====== The records
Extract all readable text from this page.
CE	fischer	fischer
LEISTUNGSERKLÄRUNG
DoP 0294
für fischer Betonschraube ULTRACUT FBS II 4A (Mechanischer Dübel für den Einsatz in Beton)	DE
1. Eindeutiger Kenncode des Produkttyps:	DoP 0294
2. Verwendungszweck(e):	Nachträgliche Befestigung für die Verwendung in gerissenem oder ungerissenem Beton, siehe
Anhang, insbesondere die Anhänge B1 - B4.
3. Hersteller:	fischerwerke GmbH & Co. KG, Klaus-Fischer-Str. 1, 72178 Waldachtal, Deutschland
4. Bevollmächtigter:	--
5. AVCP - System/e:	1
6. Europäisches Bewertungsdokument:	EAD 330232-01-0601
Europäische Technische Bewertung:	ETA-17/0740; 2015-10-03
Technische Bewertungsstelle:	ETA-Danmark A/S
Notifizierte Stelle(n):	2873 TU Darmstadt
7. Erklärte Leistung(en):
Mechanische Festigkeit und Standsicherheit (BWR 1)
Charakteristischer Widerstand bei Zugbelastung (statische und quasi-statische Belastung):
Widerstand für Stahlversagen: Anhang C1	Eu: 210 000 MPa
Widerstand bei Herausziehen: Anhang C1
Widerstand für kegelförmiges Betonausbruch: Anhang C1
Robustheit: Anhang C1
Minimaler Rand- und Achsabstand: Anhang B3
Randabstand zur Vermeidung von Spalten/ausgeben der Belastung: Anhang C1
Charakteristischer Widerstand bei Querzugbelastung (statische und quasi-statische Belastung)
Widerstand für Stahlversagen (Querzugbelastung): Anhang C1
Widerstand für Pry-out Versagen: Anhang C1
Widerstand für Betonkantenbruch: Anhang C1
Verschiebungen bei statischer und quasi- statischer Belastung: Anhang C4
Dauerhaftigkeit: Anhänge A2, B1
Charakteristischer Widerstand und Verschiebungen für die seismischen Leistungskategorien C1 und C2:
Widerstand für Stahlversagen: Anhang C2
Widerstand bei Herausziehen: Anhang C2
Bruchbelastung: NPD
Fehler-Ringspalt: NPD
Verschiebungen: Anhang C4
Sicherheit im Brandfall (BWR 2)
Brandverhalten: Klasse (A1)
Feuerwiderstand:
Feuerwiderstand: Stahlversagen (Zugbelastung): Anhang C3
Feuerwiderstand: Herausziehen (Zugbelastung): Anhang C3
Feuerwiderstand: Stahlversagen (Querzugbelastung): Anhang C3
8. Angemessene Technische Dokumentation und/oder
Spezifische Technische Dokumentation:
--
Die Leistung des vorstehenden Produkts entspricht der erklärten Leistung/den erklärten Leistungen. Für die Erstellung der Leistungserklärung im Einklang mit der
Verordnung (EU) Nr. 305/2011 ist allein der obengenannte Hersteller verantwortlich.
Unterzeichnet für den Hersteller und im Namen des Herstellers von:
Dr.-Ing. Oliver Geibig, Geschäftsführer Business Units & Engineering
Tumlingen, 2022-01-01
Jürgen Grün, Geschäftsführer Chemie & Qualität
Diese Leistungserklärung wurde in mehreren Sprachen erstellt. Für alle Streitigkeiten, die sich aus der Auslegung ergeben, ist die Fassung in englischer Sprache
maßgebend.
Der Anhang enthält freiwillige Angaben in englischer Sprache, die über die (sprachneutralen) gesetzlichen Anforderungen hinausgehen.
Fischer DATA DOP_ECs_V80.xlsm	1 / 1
============
Write out the listing once more, matching it exactly.

Extract all readable text from this page.
CE	fischer	fischer
LEISTUNGSERKLÄRUNG
DoP 0294
für fischer Betonschraube ULTRACUT FBS II 4A (Mechanischer Dübel für den Einsatz in Beton)	DE
1. Eindeutiger Kenncode des Produkttyps:	DoP 0294
2. Verwendungszweck(e):	Nachträgliche Befestigung für die Verwendung in gerissenem oder ungerissenem Beton, siehe
Anhang, insbesondere die Anhänge B1 - B4.
3. Hersteller:	fischerwerke GmbH & Co. KG, Klaus-Fischer-Str. 1, 72178 Waldachtal, Deutschland
4. Bevollmächtigter:	--
5. AVCP - System/e:	1
6. Europäisches Bewertungsdokument:	EAD 330232-01-0601
Europäische Technische Bewertung:	ETA-17/0740; 2015-10-03
Technische Bewertungsstelle:	ETA-Danmark A/S
Notifizierte Stelle(n):	2873 TU Darmstadt
7. Erklärte Leistung(en):
Mechanische Festigkeit und Standsicherheit (BWR 1)
Charakteristischer Widerstand bei Zugbelastung (statische und quasi-statische Belastung):
Widerstand für Stahlversagen: Anhang C1	Eu: 210 000 MPa
Widerstand bei Herausziehen: Anhang C1
Widerstand für kegelförmiges Betonausbruch: Anhang C1
Robustheit: Anhang C1
Minimaler Rand- und Achsabstand: Anhang B3
Randabstand zur Vermeidung von Spalten/ausgeben der Belastung: Anhang C1
Charakteristischer Widerstand bei Querzugbelastung (statische und quasi-statische Belastung)
Widerstand für Stahlversagen (Querzugbelastung): Anhang C1
Widerstand für Pry-out Versagen: Anhang C1
Widerstand für Betonkantenbruch: Anhang C1
Verschiebungen bei statischer und quasi- statischer Belastung: Anhang C4
Dauerhaftigkeit: Anhänge A2, B1
Charakteristischer Widerstand und Verschiebungen für die seismischen Leistungskategorien C1 und C2:
Widerstand für Stahlversagen: Anhang C2
Widerstand bei Herausziehen: Anhang C2
Bruchbelastung: NPD
Fehler-Ringspalt: NPD
Verschiebungen: Anhang C4
Sicherheit im Brandfall (BWR 2)
Brandverhalten: Klasse (A1)
Feuerwiderstand:
Feuerwiderstand: Stahlversagen (Zugbelastung): Anhang C3
Feuerwiderstand: Herausziehen (Zugbelastung): Anhang C3
Feuerwiderstand: Stahlversagen (Querzugbelastung): Anhang C3
8. Angemessene Technische Dokumentation und/oder
Spezifische Technische Dokumentation:
--
Die Leistung des vorstehenden Produkts entspricht der erklärten Leistung/den erklärten Leistungen. Für die Erstellung der Leistungserklärung im Einklang mit der
Verordnung (EU) Nr. 305/2011 ist allein der obengenannte Hersteller verantwortlich.
Unterzeichnet für den Hersteller und im Namen des Herstellers von:
Dr.-Ing. Oliver Geibig, Geschäftsführer Business Units & Engineering
Tumlingen, 2022-01-01
Jürgen Grün, Geschäftsführer Chemie & Qualität
Diese Leistungserklärung wurde in mehreren Sprachen erstellt. Für alle Streitigkeiten, die sich aus der Auslegung ergeben, ist die Fassung in englischer Sprache
maßgebend.
Der Anhang enthält freiwillige Angaben in englischer Sprache, die über die (sprachneutralen) gesetzlichen Anforderungen hinausgehen.
Fischer DATA DOP_ECs_V80.xlsm	1 / 1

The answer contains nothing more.